- _Set exercise_
Filter the entries and keep only the lines where the string "What" appears.

BEGIN Record excerpts

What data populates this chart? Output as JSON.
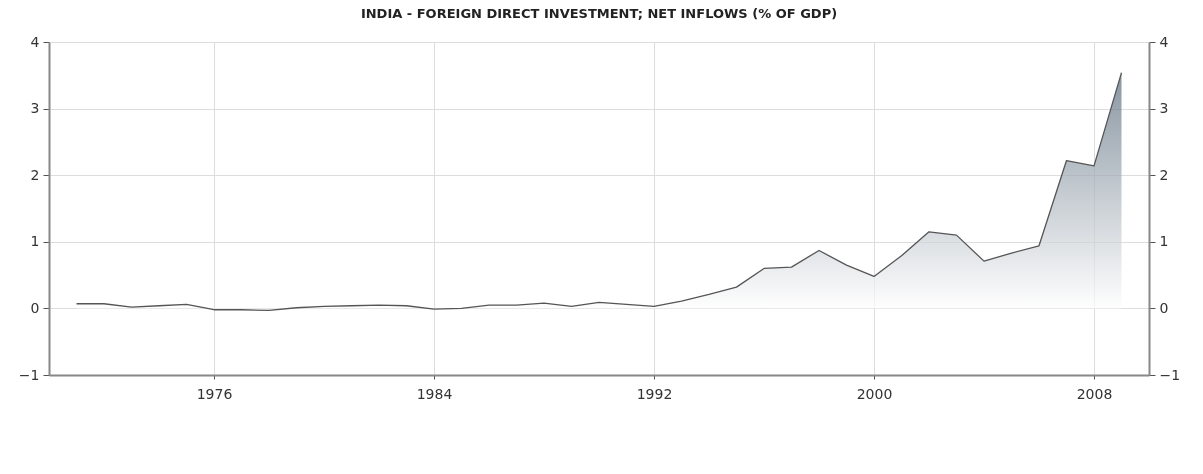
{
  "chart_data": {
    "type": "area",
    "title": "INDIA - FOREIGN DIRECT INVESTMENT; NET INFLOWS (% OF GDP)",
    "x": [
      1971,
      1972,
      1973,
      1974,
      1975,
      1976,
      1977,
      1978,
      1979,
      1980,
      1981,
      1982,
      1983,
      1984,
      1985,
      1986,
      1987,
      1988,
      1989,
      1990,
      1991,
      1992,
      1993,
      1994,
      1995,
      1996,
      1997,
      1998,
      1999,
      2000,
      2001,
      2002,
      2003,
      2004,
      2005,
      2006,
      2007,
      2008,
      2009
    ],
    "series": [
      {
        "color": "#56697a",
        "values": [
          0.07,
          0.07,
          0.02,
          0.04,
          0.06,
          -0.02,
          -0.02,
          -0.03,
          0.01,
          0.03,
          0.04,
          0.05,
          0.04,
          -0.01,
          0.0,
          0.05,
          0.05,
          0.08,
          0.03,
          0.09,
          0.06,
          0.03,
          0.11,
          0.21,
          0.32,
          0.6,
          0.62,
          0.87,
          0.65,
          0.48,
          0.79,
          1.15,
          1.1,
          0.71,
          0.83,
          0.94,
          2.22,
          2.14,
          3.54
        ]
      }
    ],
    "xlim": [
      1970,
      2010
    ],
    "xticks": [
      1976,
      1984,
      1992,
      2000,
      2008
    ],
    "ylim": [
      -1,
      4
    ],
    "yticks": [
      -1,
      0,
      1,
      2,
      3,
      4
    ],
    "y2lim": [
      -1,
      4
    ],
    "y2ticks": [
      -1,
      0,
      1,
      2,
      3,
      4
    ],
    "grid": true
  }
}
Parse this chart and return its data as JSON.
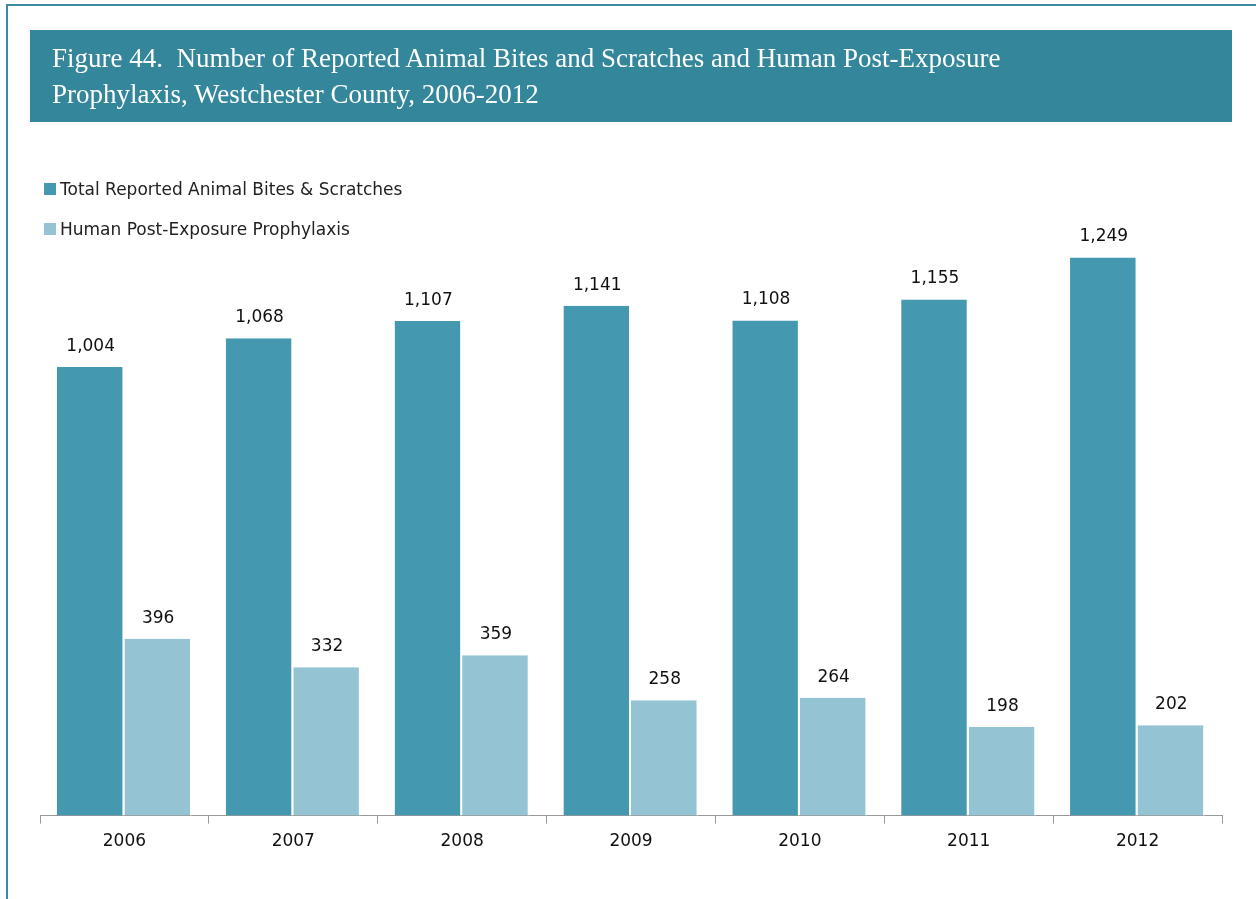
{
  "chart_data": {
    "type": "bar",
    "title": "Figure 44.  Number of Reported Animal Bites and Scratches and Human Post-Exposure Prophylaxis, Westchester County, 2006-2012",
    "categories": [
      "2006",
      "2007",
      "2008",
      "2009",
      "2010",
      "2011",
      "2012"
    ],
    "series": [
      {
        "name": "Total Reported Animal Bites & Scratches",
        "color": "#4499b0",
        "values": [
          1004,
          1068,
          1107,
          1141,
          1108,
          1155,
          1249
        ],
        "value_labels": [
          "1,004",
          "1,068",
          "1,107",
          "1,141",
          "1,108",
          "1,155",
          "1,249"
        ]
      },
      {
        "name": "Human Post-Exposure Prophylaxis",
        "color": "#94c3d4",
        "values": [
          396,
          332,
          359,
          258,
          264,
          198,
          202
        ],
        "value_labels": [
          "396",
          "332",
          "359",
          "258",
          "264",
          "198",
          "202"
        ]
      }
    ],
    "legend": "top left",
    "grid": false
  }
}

END Record excerpts
BEGIN Record excerpts

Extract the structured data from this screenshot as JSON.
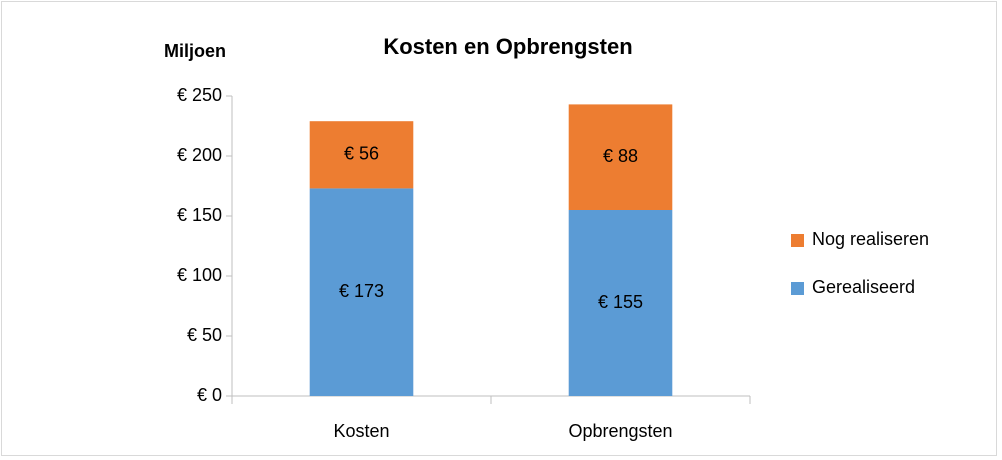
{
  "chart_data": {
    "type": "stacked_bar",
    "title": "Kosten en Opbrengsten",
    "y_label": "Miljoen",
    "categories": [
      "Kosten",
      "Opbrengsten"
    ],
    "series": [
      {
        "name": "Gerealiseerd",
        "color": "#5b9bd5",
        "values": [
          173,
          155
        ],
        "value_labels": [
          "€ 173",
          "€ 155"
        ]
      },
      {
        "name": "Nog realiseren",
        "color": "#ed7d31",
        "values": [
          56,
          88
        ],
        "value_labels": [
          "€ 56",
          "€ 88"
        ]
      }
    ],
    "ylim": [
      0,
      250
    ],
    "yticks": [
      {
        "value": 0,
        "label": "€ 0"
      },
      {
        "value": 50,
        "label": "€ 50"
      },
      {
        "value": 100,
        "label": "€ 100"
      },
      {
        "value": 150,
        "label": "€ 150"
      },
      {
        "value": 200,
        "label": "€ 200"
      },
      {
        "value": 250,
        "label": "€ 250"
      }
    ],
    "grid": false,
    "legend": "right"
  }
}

END Record excerpts
BEGIN Record excerpts

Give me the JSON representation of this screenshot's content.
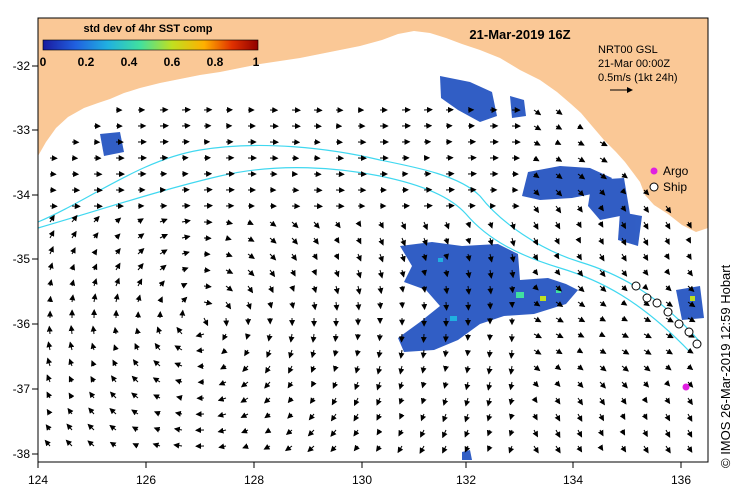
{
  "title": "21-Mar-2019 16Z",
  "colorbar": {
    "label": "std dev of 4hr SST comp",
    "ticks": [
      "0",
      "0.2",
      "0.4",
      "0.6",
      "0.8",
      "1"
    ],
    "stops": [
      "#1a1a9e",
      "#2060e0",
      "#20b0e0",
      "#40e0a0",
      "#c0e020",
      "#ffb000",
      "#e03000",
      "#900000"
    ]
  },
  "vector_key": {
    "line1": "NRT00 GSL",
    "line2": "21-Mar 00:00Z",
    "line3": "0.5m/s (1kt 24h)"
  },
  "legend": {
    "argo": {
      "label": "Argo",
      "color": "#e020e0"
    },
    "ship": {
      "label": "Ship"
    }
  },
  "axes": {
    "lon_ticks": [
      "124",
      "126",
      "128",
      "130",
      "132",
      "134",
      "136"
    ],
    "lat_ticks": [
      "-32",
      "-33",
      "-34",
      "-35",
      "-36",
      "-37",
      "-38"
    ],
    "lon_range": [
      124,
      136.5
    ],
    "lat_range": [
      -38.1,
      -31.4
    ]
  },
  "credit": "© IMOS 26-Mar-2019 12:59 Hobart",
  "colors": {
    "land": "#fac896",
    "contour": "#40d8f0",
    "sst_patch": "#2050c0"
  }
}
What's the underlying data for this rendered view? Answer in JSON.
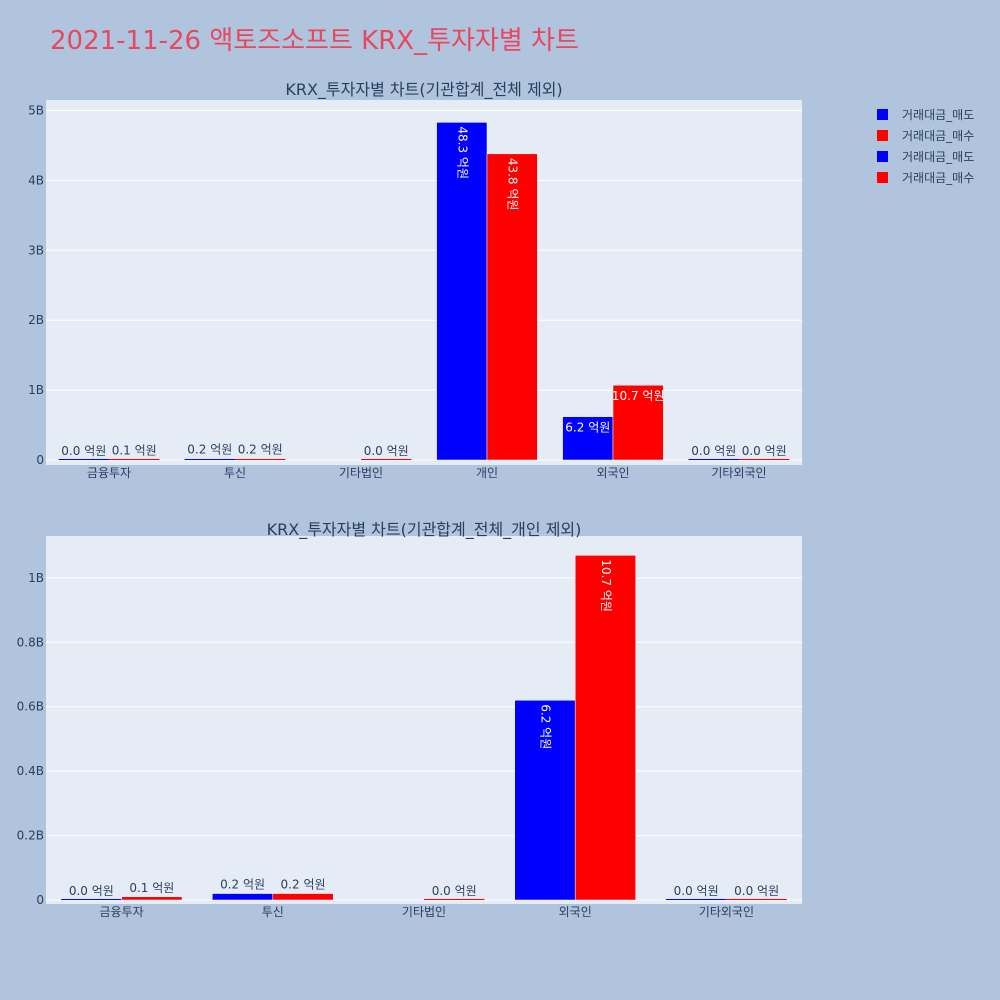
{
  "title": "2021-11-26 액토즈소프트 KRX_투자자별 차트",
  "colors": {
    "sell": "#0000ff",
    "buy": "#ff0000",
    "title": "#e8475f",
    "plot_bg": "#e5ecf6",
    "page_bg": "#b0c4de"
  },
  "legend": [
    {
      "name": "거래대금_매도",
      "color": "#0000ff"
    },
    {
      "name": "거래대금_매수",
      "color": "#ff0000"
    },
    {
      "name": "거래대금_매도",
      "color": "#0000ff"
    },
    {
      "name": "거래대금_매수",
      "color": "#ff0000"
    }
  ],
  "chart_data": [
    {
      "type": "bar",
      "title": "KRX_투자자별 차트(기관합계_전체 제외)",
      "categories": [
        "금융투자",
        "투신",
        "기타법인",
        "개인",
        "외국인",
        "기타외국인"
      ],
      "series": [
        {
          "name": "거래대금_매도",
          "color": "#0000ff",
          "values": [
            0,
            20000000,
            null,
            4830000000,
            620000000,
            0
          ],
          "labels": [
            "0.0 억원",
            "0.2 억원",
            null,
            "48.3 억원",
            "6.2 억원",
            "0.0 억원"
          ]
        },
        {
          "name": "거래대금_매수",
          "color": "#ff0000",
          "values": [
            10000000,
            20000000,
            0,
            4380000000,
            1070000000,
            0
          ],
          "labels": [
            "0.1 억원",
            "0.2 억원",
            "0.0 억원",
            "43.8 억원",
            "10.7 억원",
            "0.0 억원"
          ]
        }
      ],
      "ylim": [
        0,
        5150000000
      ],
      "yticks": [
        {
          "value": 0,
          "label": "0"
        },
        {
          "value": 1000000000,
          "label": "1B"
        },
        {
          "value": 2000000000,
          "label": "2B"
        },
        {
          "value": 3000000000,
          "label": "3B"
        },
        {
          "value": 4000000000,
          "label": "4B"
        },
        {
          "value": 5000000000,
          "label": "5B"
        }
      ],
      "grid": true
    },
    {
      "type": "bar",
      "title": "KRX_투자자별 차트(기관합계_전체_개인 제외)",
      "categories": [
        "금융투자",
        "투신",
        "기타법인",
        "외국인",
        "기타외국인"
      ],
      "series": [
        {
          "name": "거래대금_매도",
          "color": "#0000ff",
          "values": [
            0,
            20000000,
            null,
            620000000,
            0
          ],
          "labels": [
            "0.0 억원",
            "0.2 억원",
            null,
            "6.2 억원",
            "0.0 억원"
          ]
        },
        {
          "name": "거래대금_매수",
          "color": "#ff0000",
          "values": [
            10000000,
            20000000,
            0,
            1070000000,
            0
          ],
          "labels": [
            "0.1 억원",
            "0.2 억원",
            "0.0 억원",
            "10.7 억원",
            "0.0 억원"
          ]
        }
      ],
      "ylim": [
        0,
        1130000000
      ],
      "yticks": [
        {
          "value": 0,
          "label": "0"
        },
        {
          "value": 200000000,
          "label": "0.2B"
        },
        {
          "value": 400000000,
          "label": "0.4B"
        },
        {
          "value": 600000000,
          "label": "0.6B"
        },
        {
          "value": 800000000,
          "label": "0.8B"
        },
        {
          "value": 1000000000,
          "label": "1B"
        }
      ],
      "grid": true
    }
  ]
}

END Record excerpts

- _Task response_
What data populates this chart? Output as JSON.
What's the underlying data for this rendered view? Answer in JSON.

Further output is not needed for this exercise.